◆ Data listing ◆
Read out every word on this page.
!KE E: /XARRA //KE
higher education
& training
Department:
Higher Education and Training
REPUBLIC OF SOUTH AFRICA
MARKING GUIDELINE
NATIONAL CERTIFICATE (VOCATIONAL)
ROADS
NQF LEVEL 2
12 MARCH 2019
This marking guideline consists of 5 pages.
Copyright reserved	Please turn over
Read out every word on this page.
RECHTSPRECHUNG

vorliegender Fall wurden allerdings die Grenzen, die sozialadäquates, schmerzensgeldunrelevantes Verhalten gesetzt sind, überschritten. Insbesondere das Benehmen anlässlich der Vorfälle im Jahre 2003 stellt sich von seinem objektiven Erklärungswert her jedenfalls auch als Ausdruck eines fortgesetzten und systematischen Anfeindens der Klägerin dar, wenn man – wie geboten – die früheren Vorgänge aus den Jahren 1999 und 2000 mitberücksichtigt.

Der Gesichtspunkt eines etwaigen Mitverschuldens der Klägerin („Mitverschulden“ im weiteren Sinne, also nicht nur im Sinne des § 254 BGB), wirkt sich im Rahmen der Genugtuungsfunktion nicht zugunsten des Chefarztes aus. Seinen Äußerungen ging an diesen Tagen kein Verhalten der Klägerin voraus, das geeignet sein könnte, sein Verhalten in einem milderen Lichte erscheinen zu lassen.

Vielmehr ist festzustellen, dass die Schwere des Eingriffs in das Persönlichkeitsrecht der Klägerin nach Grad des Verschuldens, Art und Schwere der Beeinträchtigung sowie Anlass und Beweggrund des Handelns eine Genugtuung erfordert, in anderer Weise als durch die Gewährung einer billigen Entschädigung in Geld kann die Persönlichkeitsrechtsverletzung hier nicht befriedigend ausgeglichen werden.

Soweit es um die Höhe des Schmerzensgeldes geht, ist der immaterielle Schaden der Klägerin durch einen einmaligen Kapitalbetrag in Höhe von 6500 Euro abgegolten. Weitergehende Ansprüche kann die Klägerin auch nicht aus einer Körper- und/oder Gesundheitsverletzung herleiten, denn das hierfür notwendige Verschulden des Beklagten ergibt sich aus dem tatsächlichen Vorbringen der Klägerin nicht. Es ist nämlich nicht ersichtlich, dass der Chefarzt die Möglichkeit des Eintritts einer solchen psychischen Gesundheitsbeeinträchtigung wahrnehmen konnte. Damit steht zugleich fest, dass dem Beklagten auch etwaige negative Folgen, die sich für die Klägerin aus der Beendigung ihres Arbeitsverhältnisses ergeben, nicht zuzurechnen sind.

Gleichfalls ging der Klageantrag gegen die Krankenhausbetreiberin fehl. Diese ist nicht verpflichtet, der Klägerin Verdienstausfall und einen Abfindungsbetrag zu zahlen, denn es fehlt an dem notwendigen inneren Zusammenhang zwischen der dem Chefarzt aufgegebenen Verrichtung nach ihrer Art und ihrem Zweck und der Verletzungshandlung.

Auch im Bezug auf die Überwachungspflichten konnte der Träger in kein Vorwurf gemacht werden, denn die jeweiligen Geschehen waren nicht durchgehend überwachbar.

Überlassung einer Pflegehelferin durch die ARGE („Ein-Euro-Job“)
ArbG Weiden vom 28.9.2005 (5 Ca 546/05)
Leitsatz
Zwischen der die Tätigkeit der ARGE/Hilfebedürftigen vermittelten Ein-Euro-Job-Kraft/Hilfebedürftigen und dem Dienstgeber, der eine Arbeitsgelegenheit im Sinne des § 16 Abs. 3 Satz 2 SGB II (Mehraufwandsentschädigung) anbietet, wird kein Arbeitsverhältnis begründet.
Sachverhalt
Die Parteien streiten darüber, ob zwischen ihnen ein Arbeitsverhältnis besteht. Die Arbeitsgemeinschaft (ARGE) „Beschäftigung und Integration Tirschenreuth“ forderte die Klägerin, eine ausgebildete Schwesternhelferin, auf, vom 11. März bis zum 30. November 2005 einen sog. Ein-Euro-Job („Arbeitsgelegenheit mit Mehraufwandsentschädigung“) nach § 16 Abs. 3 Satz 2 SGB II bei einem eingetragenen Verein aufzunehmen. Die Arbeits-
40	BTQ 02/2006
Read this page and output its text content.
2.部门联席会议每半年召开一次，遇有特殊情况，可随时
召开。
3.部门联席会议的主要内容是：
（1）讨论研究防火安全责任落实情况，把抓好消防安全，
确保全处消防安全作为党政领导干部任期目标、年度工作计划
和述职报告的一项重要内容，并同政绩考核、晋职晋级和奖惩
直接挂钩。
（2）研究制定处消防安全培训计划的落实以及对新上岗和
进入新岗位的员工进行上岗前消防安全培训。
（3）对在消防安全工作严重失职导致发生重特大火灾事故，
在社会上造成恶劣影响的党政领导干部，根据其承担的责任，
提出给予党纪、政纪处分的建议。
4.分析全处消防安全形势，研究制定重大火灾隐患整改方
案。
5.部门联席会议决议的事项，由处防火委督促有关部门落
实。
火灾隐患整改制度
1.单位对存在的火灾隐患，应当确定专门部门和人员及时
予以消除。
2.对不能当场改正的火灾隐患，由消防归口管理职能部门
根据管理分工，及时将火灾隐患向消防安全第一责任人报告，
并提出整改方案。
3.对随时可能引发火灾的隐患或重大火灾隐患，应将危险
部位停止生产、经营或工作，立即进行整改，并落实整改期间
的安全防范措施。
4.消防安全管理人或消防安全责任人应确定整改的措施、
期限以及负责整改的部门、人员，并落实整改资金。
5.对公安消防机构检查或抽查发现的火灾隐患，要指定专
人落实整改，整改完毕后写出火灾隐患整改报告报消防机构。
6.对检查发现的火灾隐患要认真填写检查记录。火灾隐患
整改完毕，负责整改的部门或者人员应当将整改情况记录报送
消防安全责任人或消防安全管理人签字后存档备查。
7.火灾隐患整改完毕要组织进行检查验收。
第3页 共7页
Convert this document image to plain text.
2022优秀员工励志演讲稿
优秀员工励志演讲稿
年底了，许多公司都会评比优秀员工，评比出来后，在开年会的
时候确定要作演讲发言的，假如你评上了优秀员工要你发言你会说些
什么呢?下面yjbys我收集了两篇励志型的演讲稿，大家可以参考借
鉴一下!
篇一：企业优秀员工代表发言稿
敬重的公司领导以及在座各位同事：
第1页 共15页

◆ Prompt ◆
Extract all the entries word for word.

◆ Written solution ◆
Read out every word on this page.
!KE E: /XARRA //KE
higher education
& training
Department:
Higher Education and Training
REPUBLIC OF SOUTH AFRICA
MARKING GUIDELINE
NATIONAL CERTIFICATE (VOCATIONAL)
ROADS
NQF LEVEL 2
12 MARCH 2019
This marking guideline consists of 5 pages.
Copyright reserved	Please turn over
Read out every word on this page.
RECHTSPRECHUNG

vorliegender Fall wurden allerdings die Grenzen, die sozialadäquates, schmerzensgeldunrelevantes Verhalten gesetzt sind, überschritten. Insbesondere das Benehmen anlässlich der Vorfälle im Jahre 2003 stellt sich von seinem objektiven Erklärungswert her jedenfalls auch als Ausdruck eines fortgesetzten und systematischen Anfeindens der Klägerin dar, wenn man – wie geboten – die früheren Vorgänge aus den Jahren 1999 und 2000 mitberücksichtigt.

Der Gesichtspunkt eines etwaigen Mitverschuldens der Klägerin („Mitverschulden“ im weiteren Sinne, also nicht nur im Sinne des § 254 BGB), wirkt sich im Rahmen der Genugtuungsfunktion nicht zugunsten des Chefarztes aus. Seinen Äußerungen ging an diesen Tagen kein Verhalten der Klägerin voraus, das geeignet sein könnte, sein Verhalten in einem milderen Lichte erscheinen zu lassen.

Vielmehr ist festzustellen, dass die Schwere des Eingriffs in das Persönlichkeitsrecht der Klägerin nach Grad des Verschuldens, Art und Schwere der Beeinträchtigung sowie Anlass und Beweggrund des Handelns eine Genugtuung erfordert, in anderer Weise als durch die Gewährung einer billigen Entschädigung in Geld kann die Persönlichkeitsrechtsverletzung hier nicht befriedigend ausgeglichen werden.

Soweit es um die Höhe des Schmerzensgeldes geht, ist der immaterielle Schaden der Klägerin durch einen einmaligen Kapitalbetrag in Höhe von 6500 Euro abgegolten. Weitergehende Ansprüche kann die Klägerin auch nicht aus einer Körper- und/oder Gesundheitsverletzung herleiten, denn das hierfür notwendige Verschulden des Beklagten ergibt sich aus dem tatsächlichen Vorbringen der Klägerin nicht. Es ist nämlich nicht ersichtlich, dass der Chefarzt die Möglichkeit des Eintritts einer solchen psychischen Gesundheitsbeeinträchtigung wahrnehmen konnte. Damit steht zugleich fest, dass dem Beklagten auch etwaige negative Folgen, die sich für die Klägerin aus der Beendigung ihres Arbeitsverhältnisses ergeben, nicht zuzurechnen sind.

Gleichfalls ging der Klageantrag gegen die Krankenhausbetreiberin fehl. Diese ist nicht verpflichtet, der Klägerin Verdienstausfall und einen Abfindungsbetrag zu zahlen, denn es fehlt an dem notwendigen inneren Zusammenhang zwischen der dem Chefarzt aufgegebenen Verrichtung nach ihrer Art und ihrem Zweck und der Verletzungshandlung.

Auch im Bezug auf die Überwachungspflichten konnte der Träger in kein Vorwurf gemacht werden, denn die jeweiligen Geschehen waren nicht durchgehend überwachbar.

Überlassung einer Pflegehelferin durch die ARGE („Ein-Euro-Job“)
ArbG Weiden vom 28.9.2005 (5 Ca 546/05)
Leitsatz
Zwischen der die Tätigkeit der ARGE/Hilfebedürftigen vermittelten Ein-Euro-Job-Kraft/Hilfebedürftigen und dem Dienstgeber, der eine Arbeitsgelegenheit im Sinne des § 16 Abs. 3 Satz 2 SGB II (Mehraufwandsentschädigung) anbietet, wird kein Arbeitsverhältnis begründet.
Sachverhalt
Die Parteien streiten darüber, ob zwischen ihnen ein Arbeitsverhältnis besteht. Die Arbeitsgemeinschaft (ARGE) „Beschäftigung und Integration Tirschenreuth“ forderte die Klägerin, eine ausgebildete Schwesternhelferin, auf, vom 11. März bis zum 30. November 2005 einen sog. Ein-Euro-Job („Arbeitsgelegenheit mit Mehraufwandsentschädigung“) nach § 16 Abs. 3 Satz 2 SGB II bei einem eingetragenen Verein aufzunehmen. Die Arbeits-
40	BTQ 02/2006
Read this page and output its text content.
2.部门联席会议每半年召开一次，遇有特殊情况，可随时
召开。
3.部门联席会议的主要内容是：
（1）讨论研究防火安全责任落实情况，把抓好消防安全，
确保全处消防安全作为党政领导干部任期目标、年度工作计划
和述职报告的一项重要内容，并同政绩考核、晋职晋级和奖惩
直接挂钩。
（2）研究制定处消防安全培训计划的落实以及对新上岗和
进入新岗位的员工进行上岗前消防安全培训。
（3）对在消防安全工作严重失职导致发生重特大火灾事故，
在社会上造成恶劣影响的党政领导干部，根据其承担的责任，
提出给予党纪、政纪处分的建议。
4.分析全处消防安全形势，研究制定重大火灾隐患整改方
案。
5.部门联席会议决议的事项，由处防火委督促有关部门落
实。
火灾隐患整改制度
1.单位对存在的火灾隐患，应当确定专门部门和人员及时
予以消除。
2.对不能当场改正的火灾隐患，由消防归口管理职能部门
根据管理分工，及时将火灾隐患向消防安全第一责任人报告，
并提出整改方案。
3.对随时可能引发火灾的隐患或重大火灾隐患，应将危险
部位停止生产、经营或工作，立即进行整改，并落实整改期间
的安全防范措施。
4.消防安全管理人或消防安全责任人应确定整改的措施、
期限以及负责整改的部门、人员，并落实整改资金。
5.对公安消防机构检查或抽查发现的火灾隐患，要指定专
人落实整改，整改完毕后写出火灾隐患整改报告报消防机构。
6.对检查发现的火灾隐患要认真填写检查记录。火灾隐患
整改完毕，负责整改的部门或者人员应当将整改情况记录报送
消防安全责任人或消防安全管理人签字后存档备查。
7.火灾隐患整改完毕要组织进行检查验收。
第3页 共7页
Convert this document image to plain text.
2022优秀员工励志演讲稿
优秀员工励志演讲稿
年底了，许多公司都会评比优秀员工，评比出来后，在开年会的
时候确定要作演讲发言的，假如你评上了优秀员工要你发言你会说些
什么呢?下面yjbys我收集了两篇励志型的演讲稿，大家可以参考借
鉴一下!
篇一：企业优秀员工代表发言稿
敬重的公司领导以及在座各位同事：
第1页 共15页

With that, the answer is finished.